JOB | Isolate every line in the records below with "Web발신" in it.
BEGIN GIVEN DATA
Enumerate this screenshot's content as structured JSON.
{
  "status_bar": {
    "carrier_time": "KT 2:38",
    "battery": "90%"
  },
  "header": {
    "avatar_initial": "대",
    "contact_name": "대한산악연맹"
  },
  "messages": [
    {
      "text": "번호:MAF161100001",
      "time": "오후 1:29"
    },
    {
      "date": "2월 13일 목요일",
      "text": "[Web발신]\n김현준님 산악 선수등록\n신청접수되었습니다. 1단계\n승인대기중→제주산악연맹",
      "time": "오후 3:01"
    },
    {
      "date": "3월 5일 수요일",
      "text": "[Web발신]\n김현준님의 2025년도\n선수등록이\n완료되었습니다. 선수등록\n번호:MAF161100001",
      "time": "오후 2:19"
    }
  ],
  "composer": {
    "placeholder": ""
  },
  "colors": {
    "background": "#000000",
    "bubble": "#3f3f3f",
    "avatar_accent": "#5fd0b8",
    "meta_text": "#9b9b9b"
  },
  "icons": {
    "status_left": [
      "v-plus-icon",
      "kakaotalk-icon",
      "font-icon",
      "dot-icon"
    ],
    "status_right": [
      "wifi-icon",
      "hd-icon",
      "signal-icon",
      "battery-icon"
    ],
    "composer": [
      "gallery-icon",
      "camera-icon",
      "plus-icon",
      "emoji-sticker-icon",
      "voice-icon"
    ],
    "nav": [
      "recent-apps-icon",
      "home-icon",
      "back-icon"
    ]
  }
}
END GIVEN DATA
COMPLETED TASK |
      "text": "[Web발신]\n김현준님 산악 선수등록\n신청접수되었습니다. 1단계\n승인대기중→제주산악연맹",
      "text": "[Web발신]\n김현준님의 2025년도\n선수등록이\n완료되었습니다. 선수등록\n번호:MAF161100001",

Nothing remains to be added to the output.